**** SOURCE MATERIAL ****
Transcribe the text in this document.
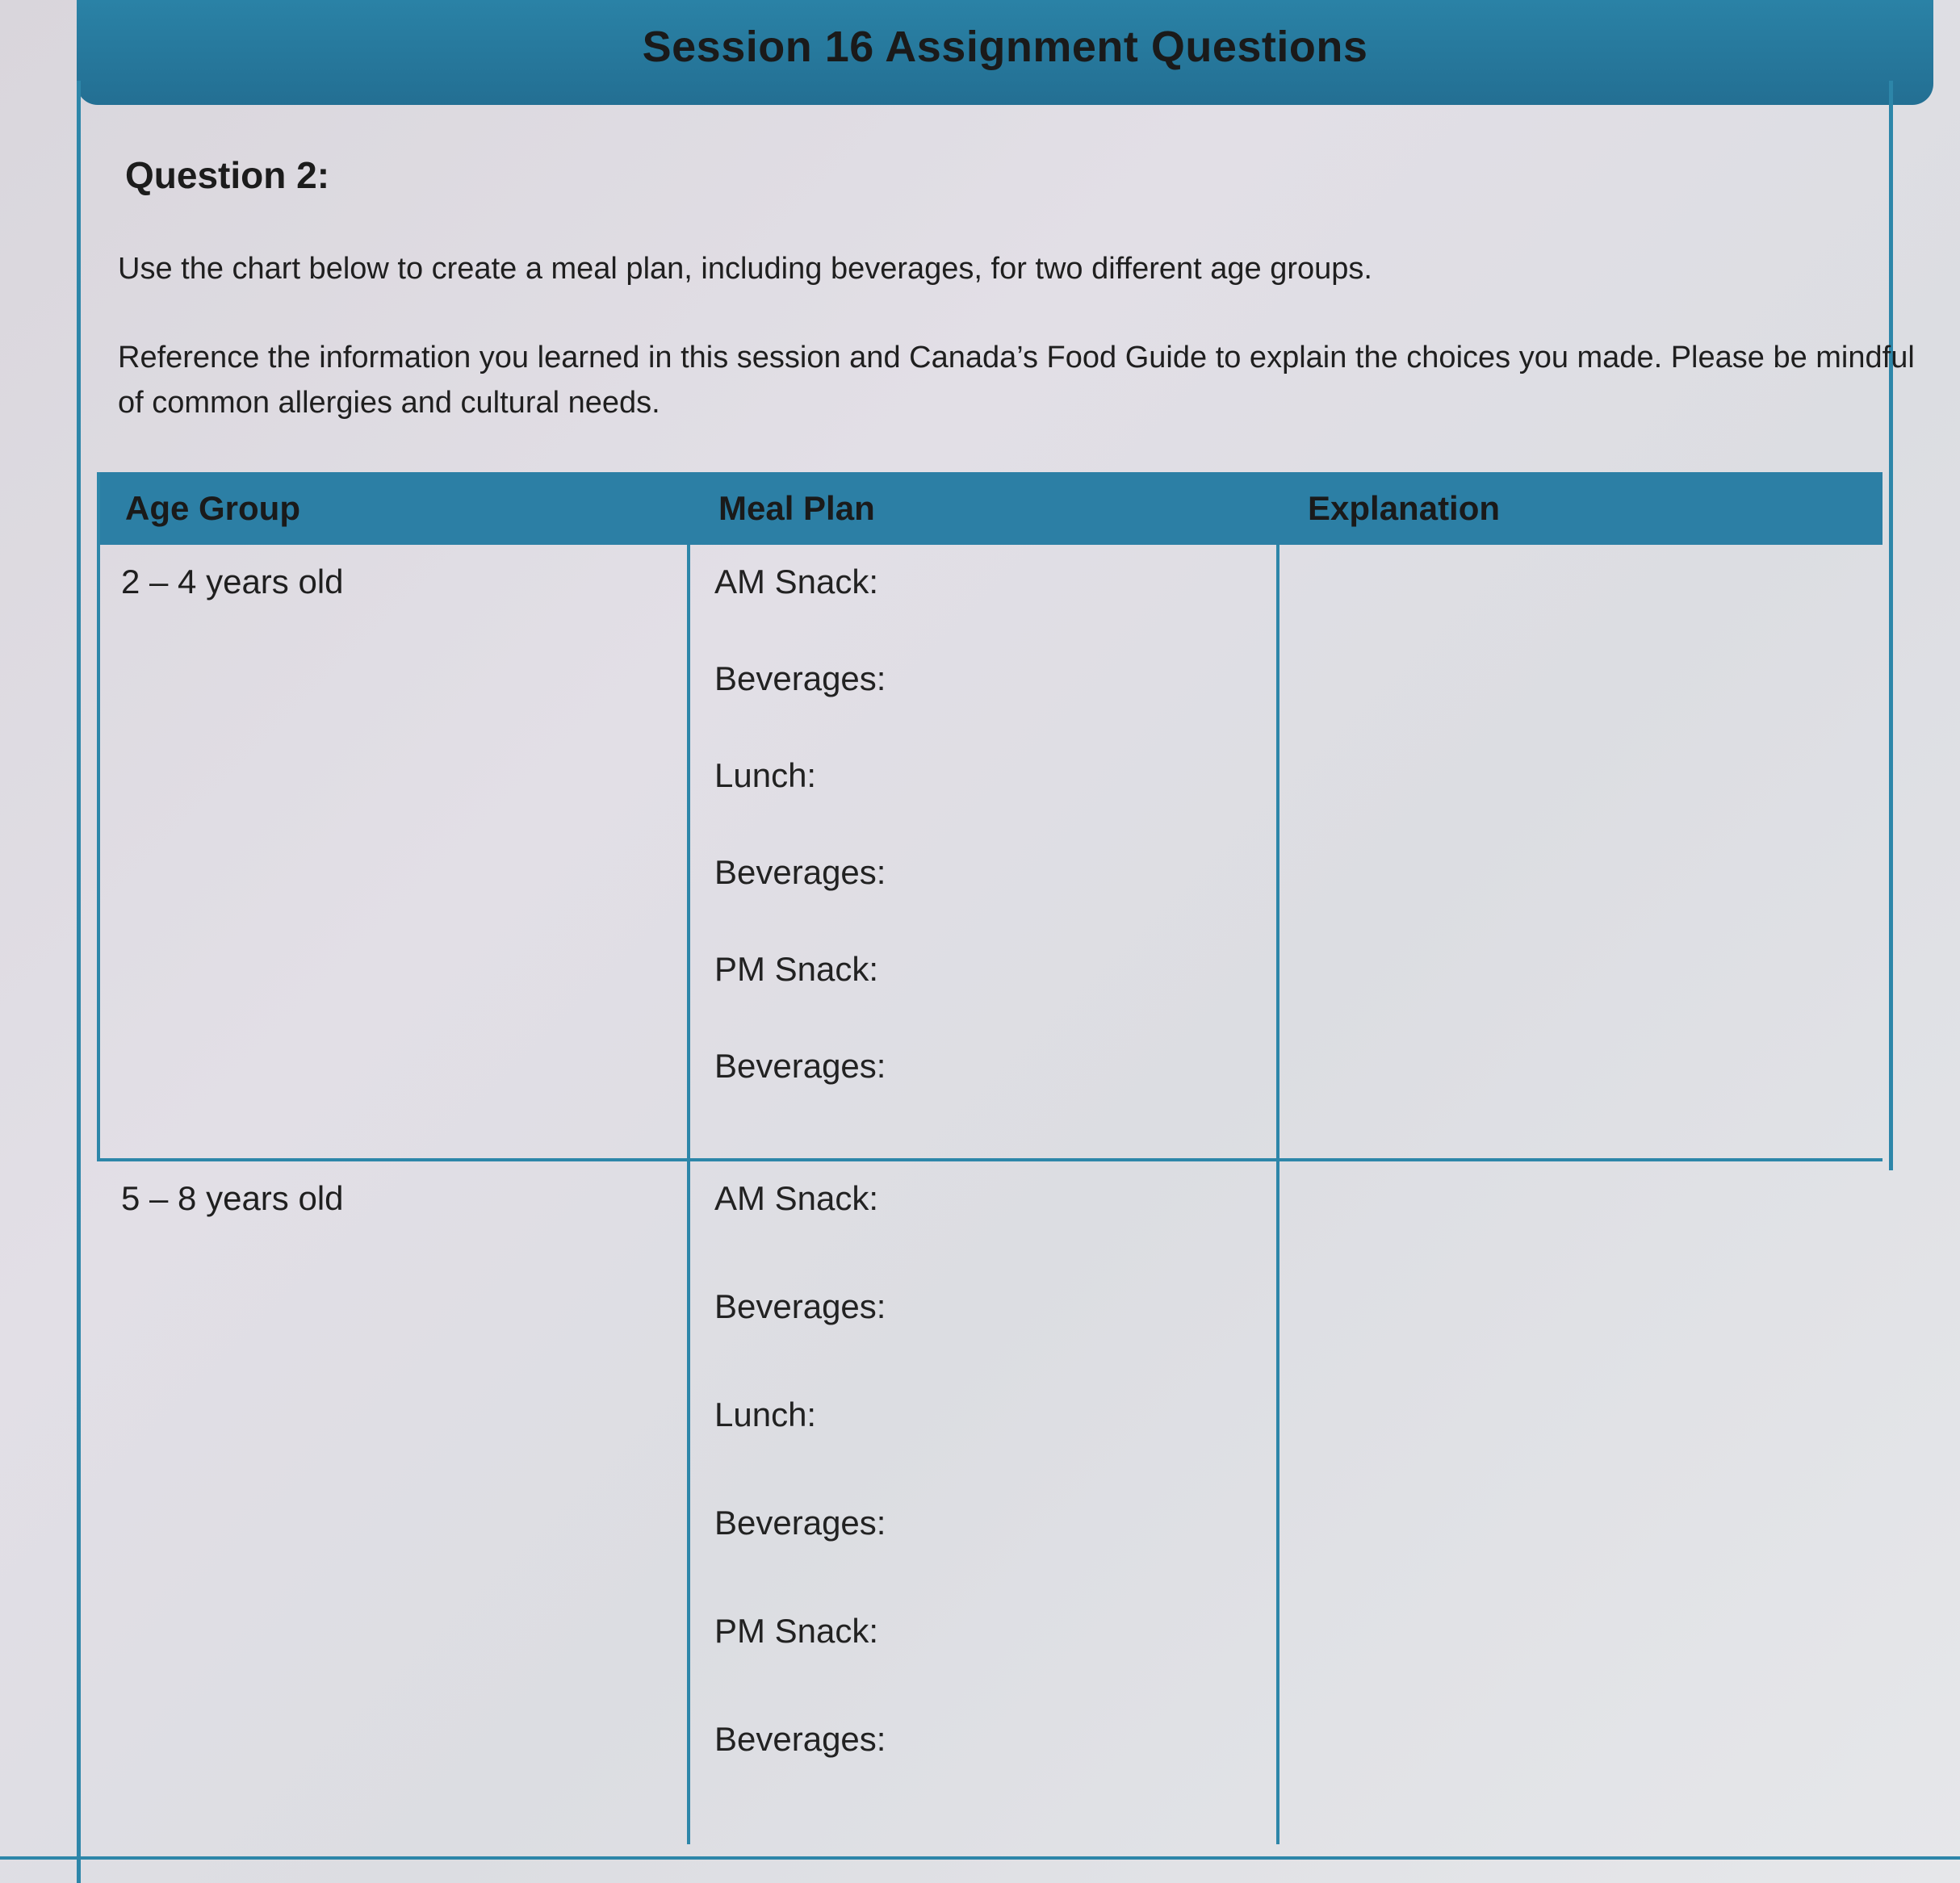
Session 16 Assignment Questions
Question 2:
Use the chart below to create a meal plan, including beverages, for two different age groups.
Reference the information you learned in this session and Canada’s Food Guide to explain the choices you made. Please be mindful of common allergies and cultural needs.
Age Group	Meal Plan	Explanation
2 – 4 years old	AM Snack:
Beverages:
Lunch:
Beverages:
PM Snack:
Beverages:
5 – 8 years old	AM Snack:
Beverages:
Lunch:
Beverages:
PM Snack:
Beverages:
****
**TASK BRIEF:**
Leave the pictures out and print the records above exactly as they stand.

**OUTPUT FOR THIS TASK:**
Transcribe the text in this document.
Session 16 Assignment Questions
Question 2:
Use the chart below to create a meal plan, including beverages, for two different age groups.
Reference the information you learned in this session and Canada’s Food Guide to explain the choices you made. Please be mindful of common allergies and cultural needs.
Age Group	Meal Plan	Explanation
2 – 4 years old	AM Snack:
Beverages:
Lunch:
Beverages:
PM Snack:
Beverages:
5 – 8 years old	AM Snack:
Beverages:
Lunch:
Beverages:
PM Snack:
Beverages:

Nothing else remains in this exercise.